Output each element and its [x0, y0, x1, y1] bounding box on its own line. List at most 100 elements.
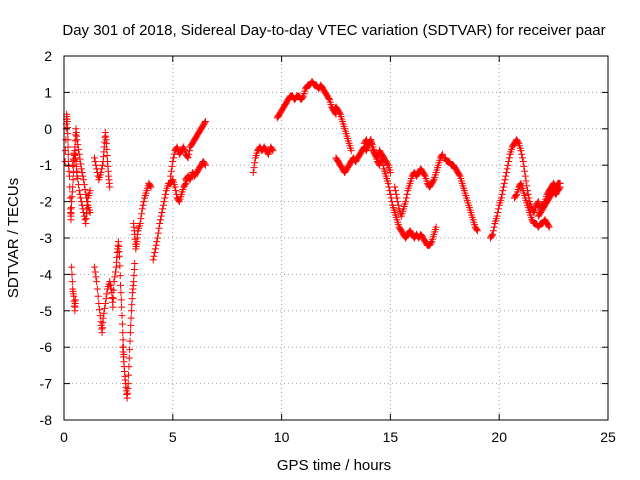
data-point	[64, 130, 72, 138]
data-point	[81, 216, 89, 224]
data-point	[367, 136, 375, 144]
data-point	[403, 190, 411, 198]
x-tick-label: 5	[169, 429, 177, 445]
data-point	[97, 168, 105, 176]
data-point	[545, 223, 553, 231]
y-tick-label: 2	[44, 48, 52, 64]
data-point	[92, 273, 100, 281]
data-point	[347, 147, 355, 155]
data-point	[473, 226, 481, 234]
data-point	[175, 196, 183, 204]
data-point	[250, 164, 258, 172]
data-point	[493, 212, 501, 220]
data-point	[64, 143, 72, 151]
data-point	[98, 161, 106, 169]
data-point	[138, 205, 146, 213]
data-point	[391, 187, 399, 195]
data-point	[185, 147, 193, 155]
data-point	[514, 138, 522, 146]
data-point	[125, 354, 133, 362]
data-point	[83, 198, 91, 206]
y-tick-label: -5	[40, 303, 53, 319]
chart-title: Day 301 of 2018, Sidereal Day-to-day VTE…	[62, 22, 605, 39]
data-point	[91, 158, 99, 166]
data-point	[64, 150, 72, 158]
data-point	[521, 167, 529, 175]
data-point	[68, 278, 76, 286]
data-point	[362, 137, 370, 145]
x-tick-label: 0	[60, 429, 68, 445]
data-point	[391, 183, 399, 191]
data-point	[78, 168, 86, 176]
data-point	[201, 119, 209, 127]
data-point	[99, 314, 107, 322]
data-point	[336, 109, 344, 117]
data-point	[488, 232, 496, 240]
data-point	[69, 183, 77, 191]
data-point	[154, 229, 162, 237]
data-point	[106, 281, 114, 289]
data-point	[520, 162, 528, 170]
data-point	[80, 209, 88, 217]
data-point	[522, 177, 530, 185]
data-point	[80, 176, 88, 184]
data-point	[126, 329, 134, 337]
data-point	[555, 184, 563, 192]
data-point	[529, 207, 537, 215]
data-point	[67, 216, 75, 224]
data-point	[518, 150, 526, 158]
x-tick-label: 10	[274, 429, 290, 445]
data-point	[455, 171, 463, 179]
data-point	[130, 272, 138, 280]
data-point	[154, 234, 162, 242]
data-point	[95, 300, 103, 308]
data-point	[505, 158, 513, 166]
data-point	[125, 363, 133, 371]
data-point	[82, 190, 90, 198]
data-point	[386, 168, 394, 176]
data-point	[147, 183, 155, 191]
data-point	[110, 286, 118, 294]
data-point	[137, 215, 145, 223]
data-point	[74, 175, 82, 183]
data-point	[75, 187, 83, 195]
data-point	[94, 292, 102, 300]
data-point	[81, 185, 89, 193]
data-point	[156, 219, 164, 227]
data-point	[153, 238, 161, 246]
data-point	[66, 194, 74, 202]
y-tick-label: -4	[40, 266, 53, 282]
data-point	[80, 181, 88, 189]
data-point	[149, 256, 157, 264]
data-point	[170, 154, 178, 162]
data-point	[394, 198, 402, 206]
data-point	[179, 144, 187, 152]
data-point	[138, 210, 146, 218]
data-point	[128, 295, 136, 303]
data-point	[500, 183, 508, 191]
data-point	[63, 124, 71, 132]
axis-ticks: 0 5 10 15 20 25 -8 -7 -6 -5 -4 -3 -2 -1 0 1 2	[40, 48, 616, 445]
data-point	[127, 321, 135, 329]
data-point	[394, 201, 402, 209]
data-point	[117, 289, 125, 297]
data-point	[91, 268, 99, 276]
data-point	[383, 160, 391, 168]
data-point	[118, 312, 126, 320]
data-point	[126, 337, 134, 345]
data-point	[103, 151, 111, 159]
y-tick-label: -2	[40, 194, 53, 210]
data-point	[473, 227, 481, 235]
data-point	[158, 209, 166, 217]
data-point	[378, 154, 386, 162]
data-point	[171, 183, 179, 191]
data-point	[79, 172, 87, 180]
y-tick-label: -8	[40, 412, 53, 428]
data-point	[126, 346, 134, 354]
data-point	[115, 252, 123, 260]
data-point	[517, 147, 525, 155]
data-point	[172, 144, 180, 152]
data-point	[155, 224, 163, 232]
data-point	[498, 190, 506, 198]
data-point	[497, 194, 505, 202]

··········

Goal: Can you output the lines from the one with "130, 72, 138]" up to and including the one with "205, 146, 213]", each reproduced character for character?

The solution:
data-point	[64, 130, 72, 138]
data-point	[81, 216, 89, 224]
data-point	[367, 136, 375, 144]
data-point	[403, 190, 411, 198]
x-tick-label: 5	[169, 429, 177, 445]
data-point	[97, 168, 105, 176]
data-point	[545, 223, 553, 231]
y-tick-label: 2	[44, 48, 52, 64]
data-point	[92, 273, 100, 281]
data-point	[347, 147, 355, 155]
data-point	[473, 226, 481, 234]
data-point	[175, 196, 183, 204]
data-point	[250, 164, 258, 172]
data-point	[493, 212, 501, 220]
data-point	[64, 143, 72, 151]
data-point	[98, 161, 106, 169]
data-point	[138, 205, 146, 213]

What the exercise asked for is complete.